→ **AIM OF THE TASK**
Keep only the lines where "volgarizzati" appears.

→ **INPUT FOR THIS TASK**
══════════
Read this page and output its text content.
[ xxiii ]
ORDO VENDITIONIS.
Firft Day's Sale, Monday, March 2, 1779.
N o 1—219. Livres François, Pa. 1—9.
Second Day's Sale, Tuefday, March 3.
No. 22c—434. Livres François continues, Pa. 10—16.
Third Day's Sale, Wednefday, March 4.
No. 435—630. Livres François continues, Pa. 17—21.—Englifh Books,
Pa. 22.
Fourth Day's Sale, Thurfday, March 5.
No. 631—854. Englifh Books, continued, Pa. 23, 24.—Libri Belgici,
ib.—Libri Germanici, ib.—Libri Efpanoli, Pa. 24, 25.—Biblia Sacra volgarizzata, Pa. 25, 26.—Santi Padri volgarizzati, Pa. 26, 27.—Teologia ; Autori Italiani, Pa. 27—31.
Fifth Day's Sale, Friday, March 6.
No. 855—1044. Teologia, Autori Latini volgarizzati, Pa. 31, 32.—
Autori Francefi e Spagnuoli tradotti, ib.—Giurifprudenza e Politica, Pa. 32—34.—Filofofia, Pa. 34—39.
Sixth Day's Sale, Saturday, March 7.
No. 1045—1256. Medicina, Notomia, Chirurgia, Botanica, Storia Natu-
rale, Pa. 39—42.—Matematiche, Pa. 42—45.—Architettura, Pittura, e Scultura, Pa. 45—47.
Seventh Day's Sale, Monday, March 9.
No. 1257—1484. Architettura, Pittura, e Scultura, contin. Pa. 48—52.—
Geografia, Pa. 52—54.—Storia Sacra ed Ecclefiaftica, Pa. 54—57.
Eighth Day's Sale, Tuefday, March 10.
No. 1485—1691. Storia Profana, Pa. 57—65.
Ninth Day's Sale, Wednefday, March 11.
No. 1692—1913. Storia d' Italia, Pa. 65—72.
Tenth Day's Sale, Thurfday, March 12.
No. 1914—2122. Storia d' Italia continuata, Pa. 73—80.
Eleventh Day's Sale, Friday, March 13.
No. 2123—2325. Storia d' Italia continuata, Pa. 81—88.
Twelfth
══════════
→ **OUTPUT BELOW**
ib.—Libri Germanici, ib.—Libri Efpanoli, Pa. 24, 25.—Biblia Sacra volgarizzata, Pa. 25, 26.—Santi Padri volgarizzati, Pa. 26, 27.—Teologia ; Autori Italiani, Pa. 27—31.
No. 855—1044. Teologia, Autori Latini volgarizzati, Pa. 31, 32.—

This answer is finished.